Exercise goal: Repeat the lines that follow, leaving nothing out.

Saved entries:
··········
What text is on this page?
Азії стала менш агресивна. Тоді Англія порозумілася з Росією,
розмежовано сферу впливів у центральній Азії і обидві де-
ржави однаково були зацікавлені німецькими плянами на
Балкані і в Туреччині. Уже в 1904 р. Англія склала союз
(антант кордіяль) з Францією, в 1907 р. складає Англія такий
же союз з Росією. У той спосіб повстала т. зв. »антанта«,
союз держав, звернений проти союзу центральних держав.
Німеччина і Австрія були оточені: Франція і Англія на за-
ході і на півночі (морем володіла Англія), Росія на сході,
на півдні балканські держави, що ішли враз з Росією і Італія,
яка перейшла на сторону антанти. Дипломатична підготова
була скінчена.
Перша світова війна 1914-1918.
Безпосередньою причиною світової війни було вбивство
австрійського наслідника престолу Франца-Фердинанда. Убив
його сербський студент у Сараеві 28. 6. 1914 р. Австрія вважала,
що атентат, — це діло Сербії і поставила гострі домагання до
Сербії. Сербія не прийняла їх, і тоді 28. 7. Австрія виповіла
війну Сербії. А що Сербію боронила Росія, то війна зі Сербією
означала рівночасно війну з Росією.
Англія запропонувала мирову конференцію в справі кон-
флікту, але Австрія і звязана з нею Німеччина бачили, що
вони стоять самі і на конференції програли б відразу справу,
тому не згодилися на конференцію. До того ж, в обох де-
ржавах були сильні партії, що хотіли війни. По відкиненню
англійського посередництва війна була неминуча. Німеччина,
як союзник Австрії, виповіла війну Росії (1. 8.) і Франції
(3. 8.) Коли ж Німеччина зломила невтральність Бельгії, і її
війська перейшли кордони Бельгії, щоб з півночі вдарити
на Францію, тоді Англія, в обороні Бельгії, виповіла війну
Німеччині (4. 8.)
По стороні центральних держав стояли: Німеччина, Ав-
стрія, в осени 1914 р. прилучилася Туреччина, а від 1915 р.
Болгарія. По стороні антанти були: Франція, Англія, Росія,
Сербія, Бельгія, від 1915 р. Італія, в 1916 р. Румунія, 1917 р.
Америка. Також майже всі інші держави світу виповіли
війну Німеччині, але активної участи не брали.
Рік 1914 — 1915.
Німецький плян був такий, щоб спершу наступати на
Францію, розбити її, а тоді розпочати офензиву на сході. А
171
··········
Solution below:
What text is on this page?
Азії стала менш агресивна. Тоді Англія порозумілася з Росією,
розмежовано сферу впливів у центральній Азії і обидві де-
ржави однаково були зацікавлені німецькими плянами на
Балкані і в Туреччині. Уже в 1904 р. Англія склала союз
(антант кордіяль) з Францією, в 1907 р. складає Англія такий
же союз з Росією. У той спосіб повстала т. зв. »антанта«,
союз держав, звернений проти союзу центральних держав.
Німеччина і Австрія були оточені: Франція і Англія на за-
ході і на півночі (морем володіла Англія), Росія на сході,
на півдні балканські держави, що ішли враз з Росією і Італія,
яка перейшла на сторону антанти. Дипломатична підготова
була скінчена.
Перша світова війна 1914-1918.
Безпосередньою причиною світової війни було вбивство
австрійського наслідника престолу Франца-Фердинанда. Убив
його сербський студент у Сараеві 28. 6. 1914 р. Австрія вважала,
що атентат, — це діло Сербії і поставила гострі домагання до
Сербії. Сербія не прийняла їх, і тоді 28. 7. Австрія виповіла
війну Сербії. А що Сербію боронила Росія, то війна зі Сербією
означала рівночасно війну з Росією.
Англія запропонувала мирову конференцію в справі кон-
флікту, але Австрія і звязана з нею Німеччина бачили, що
вони стоять самі і на конференції програли б відразу справу,
тому не згодилися на конференцію. До того ж, в обох де-
ржавах були сильні партії, що хотіли війни. По відкиненню
англійського посередництва війна була неминуча. Німеччина,
як союзник Австрії, виповіла війну Росії (1. 8.) і Франції
(3. 8.) Коли ж Німеччина зломила невтральність Бельгії, і її
війська перейшли кордони Бельгії, щоб з півночі вдарити
на Францію, тоді Англія, в обороні Бельгії, виповіла війну
Німеччині (4. 8.)
По стороні центральних держав стояли: Німеччина, Ав-
стрія, в осени 1914 р. прилучилася Туреччина, а від 1915 р.
Болгарія. По стороні антанти були: Франція, Англія, Росія,
Сербія, Бельгія, від 1915 р. Італія, в 1916 р. Румунія, 1917 р.
Америка. Також майже всі інші держави світу виповіли
війну Німеччині, але активної участи не брали.
Рік 1914 — 1915.
Німецький плян був такий, щоб спершу наступати на
Францію, розбити її, а тоді розпочати офензиву на сході. А
171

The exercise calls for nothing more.